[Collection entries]
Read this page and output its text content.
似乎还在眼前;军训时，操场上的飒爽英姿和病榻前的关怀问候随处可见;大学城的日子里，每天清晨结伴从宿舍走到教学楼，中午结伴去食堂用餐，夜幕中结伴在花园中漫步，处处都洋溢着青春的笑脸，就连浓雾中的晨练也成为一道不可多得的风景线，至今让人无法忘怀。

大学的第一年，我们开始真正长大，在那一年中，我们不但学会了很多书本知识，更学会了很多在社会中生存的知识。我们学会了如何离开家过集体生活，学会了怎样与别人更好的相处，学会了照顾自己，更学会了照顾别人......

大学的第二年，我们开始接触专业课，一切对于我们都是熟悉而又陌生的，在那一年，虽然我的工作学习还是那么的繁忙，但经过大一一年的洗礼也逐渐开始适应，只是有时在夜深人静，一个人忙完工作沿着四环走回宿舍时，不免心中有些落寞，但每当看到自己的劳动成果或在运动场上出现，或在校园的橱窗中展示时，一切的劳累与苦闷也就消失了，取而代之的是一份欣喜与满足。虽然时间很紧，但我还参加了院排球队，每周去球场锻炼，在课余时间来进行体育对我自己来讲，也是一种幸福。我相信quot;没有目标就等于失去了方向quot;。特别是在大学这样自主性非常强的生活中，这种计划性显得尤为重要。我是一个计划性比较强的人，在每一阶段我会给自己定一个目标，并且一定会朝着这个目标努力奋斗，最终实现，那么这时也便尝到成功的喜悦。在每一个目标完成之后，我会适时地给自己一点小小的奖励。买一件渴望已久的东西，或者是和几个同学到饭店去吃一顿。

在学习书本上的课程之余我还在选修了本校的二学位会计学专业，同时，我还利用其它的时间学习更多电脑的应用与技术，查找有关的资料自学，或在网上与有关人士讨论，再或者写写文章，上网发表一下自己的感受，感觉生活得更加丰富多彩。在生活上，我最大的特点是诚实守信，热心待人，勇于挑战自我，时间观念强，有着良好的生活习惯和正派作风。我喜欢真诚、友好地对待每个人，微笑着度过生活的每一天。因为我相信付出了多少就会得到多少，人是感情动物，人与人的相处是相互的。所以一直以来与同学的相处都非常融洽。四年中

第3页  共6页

## [Goal]
Copy out all of the records shown above exactly.

## [Worked answer]
Read this page and output its text content.
似乎还在眼前;军训时，操场上的飒爽英姿和病榻前的关怀问候随处可见;大学城的日子里，每天清晨结伴从宿舍走到教学楼，中午结伴去食堂用餐，夜幕中结伴在花园中漫步，处处都洋溢着青春的笑脸，就连浓雾中的晨练也成为一道不可多得的风景线，至今让人无法忘怀。

大学的第一年，我们开始真正长大，在那一年中，我们不但学会了很多书本知识，更学会了很多在社会中生存的知识。我们学会了如何离开家过集体生活，学会了怎样与别人更好的相处，学会了照顾自己，更学会了照顾别人......

大学的第二年，我们开始接触专业课，一切对于我们都是熟悉而又陌生的，在那一年，虽然我的工作学习还是那么的繁忙，但经过大一一年的洗礼也逐渐开始适应，只是有时在夜深人静，一个人忙完工作沿着四环走回宿舍时，不免心中有些落寞，但每当看到自己的劳动成果或在运动场上出现，或在校园的橱窗中展示时，一切的劳累与苦闷也就消失了，取而代之的是一份欣喜与满足。虽然时间很紧，但我还参加了院排球队，每周去球场锻炼，在课余时间来进行体育对我自己来讲，也是一种幸福。我相信quot;没有目标就等于失去了方向quot;。特别是在大学这样自主性非常强的生活中，这种计划性显得尤为重要。我是一个计划性比较强的人，在每一阶段我会给自己定一个目标，并且一定会朝着这个目标努力奋斗，最终实现，那么这时也便尝到成功的喜悦。在每一个目标完成之后，我会适时地给自己一点小小的奖励。买一件渴望已久的东西，或者是和几个同学到饭店去吃一顿。

在学习书本上的课程之余我还在选修了本校的二学位会计学专业，同时，我还利用其它的时间学习更多电脑的应用与技术，查找有关的资料自学，或在网上与有关人士讨论，再或者写写文章，上网发表一下自己的感受，感觉生活得更加丰富多彩。在生活上，我最大的特点是诚实守信，热心待人，勇于挑战自我，时间观念强，有着良好的生活习惯和正派作风。我喜欢真诚、友好地对待每个人，微笑着度过生活的每一天。因为我相信付出了多少就会得到多少，人是感情动物，人与人的相处是相互的。所以一直以来与同学的相处都非常融洽。四年中

第3页  共6页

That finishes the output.